DIRECTIONS FOR THIS TASK
Write every record out again exactly as given.

▼

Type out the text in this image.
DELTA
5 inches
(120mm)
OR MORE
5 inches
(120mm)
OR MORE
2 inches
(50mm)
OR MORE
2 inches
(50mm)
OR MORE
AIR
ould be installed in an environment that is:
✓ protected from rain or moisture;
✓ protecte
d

▲

TASK SOLUTION
Type out the text in this image.
DELTA
5 inches
(120mm)
OR MORE
5 inches
(120mm)
OR MORE
2 inches
(50mm)
OR MORE
2 inches
(50mm)
OR MORE
AIR
ould be installed in an environment that is:
✓ protected from rain or moisture;
✓ protecte
d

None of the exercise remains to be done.